* What the exercise asks *
Which lines in the records below contain the word "Coles"? Copy each of them.

[Saved entries]
══════════

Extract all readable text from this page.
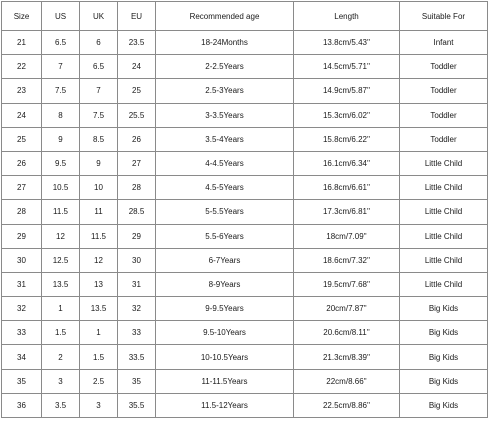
Size	US	UK	EU	Recommended age	Length	Suitable For
21	6.5	6	23.5	18-24Months	13.8cm/5.43''	Infant
22	7	6.5	24	2-2.5Years	14.5cm/5.71''	Toddler
23	7.5	7	25	2.5-3Years	14.9cm/5.87''	Toddler
24	8	7.5	25.5	3-3.5Years	15.3cm/6.02''	Toddler
25	9	8.5	26	3.5-4Years	15.8cm/6.22''	Toddler
26	9.5	9	27	4-4.5Years	16.1cm/6.34''	Little Child
27	10.5	10	28	4.5-5Years	16.8cm/6.61''	Little Child
28	11.5	11	28.5	5-5.5Years	17.3cm/6.81''	Little Child
29	12	11.5	29	5.5-6Years	18cm/7.09''	Little Child
30	12.5	12	30	6-7Years	18.6cm/7.32''	Little Child
31	13.5	13	31	8-9Years	19.5cm/7.68''	Little Child
32	1	13.5	32	9-9.5Years	20cm/7.87''	Big Kids
33	1.5	1	33	9.5-10Years	20.6cm/8.11''	Big Kids
34	2	1.5	33.5	10-10.5Years	21.3cm/8.39''	Big Kids
35	3	2.5	35	11-11.5Years	22cm/8.66''	Big Kids
36	3.5	3	35.5	11.5-12Years	22.5cm/8.86''	Big Kids
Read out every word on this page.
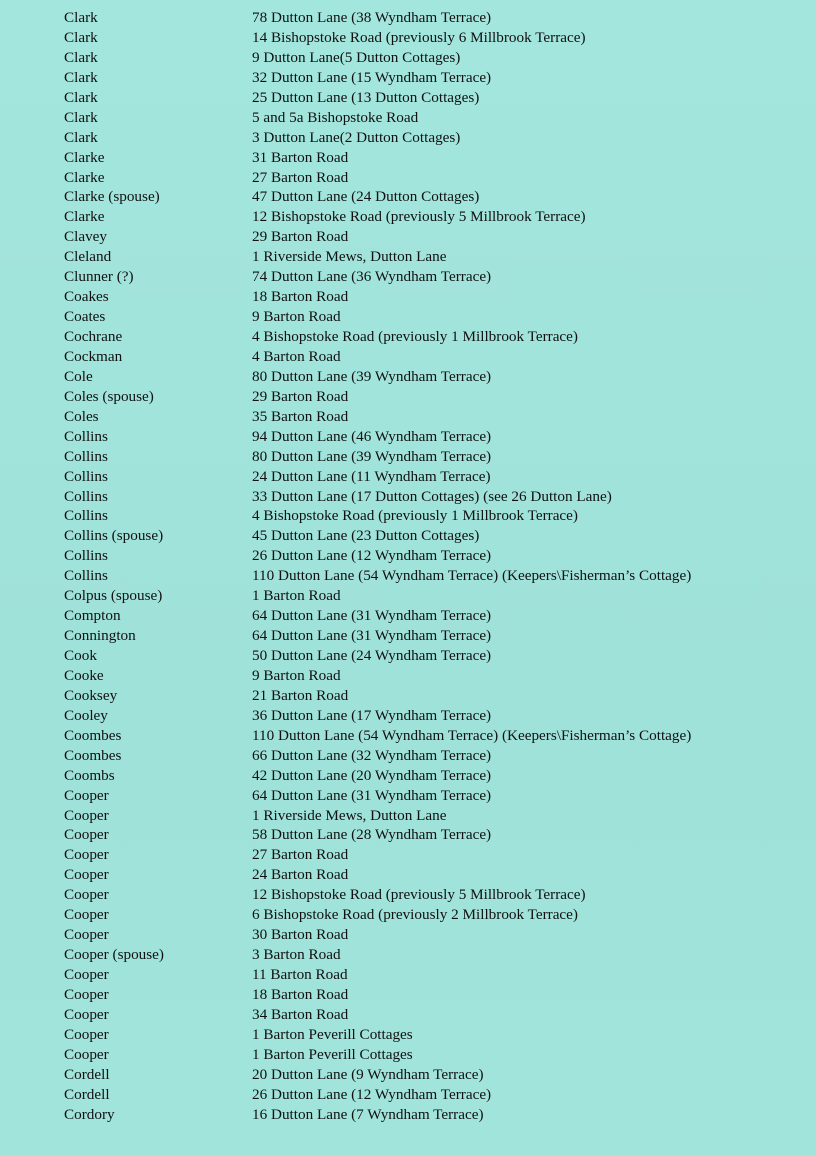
Clark	78 Dutton Lane (38 Wyndham Terrace)
Clark	14 Bishopstoke Road (previously 6 Millbrook Terrace)
Clark	9 Dutton Lane(5 Dutton Cottages)
Clark	32 Dutton Lane (15 Wyndham Terrace)
Clark	25 Dutton Lane (13 Dutton Cottages)
Clark	5 and 5a Bishopstoke Road
Clark	3 Dutton Lane(2 Dutton Cottages)
Clarke	31 Barton Road
Clarke	27 Barton Road
Clarke (spouse)	47 Dutton Lane (24 Dutton Cottages)
Clarke	12 Bishopstoke Road (previously 5 Millbrook Terrace)
Clavey	29 Barton Road
Cleland	1 Riverside Mews, Dutton Lane
Clunner (?)	74 Dutton Lane (36 Wyndham Terrace)
Coakes	18 Barton Road
Coates	9 Barton Road
Cochrane	4 Bishopstoke Road (previously 1 Millbrook Terrace)
Cockman	4 Barton Road
Cole	80 Dutton Lane (39 Wyndham Terrace)
Coles (spouse)	29 Barton Road
Coles	35 Barton Road
Collins	94 Dutton Lane (46 Wyndham Terrace)
Collins	80 Dutton Lane (39 Wyndham Terrace)
Collins	24 Dutton Lane (11 Wyndham Terrace)
Collins	33 Dutton Lane (17 Dutton Cottages) (see 26 Dutton Lane)
Collins	4 Bishopstoke Road (previously 1 Millbrook Terrace)
Collins (spouse)	45 Dutton Lane (23 Dutton Cottages)
Collins	26 Dutton Lane (12 Wyndham Terrace)
Collins	110 Dutton Lane (54 Wyndham Terrace) (Keepers\Fisherman’s Cottage)
Colpus (spouse)	1 Barton Road
Compton	64 Dutton Lane (31 Wyndham Terrace)
Connington	64 Dutton Lane (31 Wyndham Terrace)
Cook	50 Dutton Lane (24 Wyndham Terrace)
Cooke	9 Barton Road
Cooksey	21 Barton Road
Cooley	36 Dutton Lane (17 Wyndham Terrace)
Coombes	110 Dutton Lane (54 Wyndham Terrace) (Keepers\Fisherman’s Cottage)
Coombes	66 Dutton Lane (32 Wyndham Terrace)
Coombs	42 Dutton Lane (20 Wyndham Terrace)
Cooper	64 Dutton Lane (31 Wyndham Terrace)
Cooper	1 Riverside Mews, Dutton Lane
Cooper	58 Dutton Lane (28 Wyndham Terrace)
Cooper	27 Barton Road
Cooper	24 Barton Road
Cooper	12 Bishopstoke Road (previously 5 Millbrook Terrace)
Cooper	6 Bishopstoke Road (previously 2 Millbrook Terrace)
Cooper	30 Barton Road
Cooper (spouse)	3 Barton Road
Cooper	11 Barton Road
Cooper	18 Barton Road
Cooper	34 Barton Road
Cooper	1 Barton Peverill Cottages
Cooper	1 Barton Peverill Cottages
Cordell	20 Dutton Lane (9 Wyndham Terrace)
Cordell	26 Dutton Lane (12 Wyndham Terrace)
Cordory	16 Dutton Lane (7 Wyndham Terrace)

══════════

* Exercise response *
Coles (spouse)	29 Barton Road
Coles	35 Barton Road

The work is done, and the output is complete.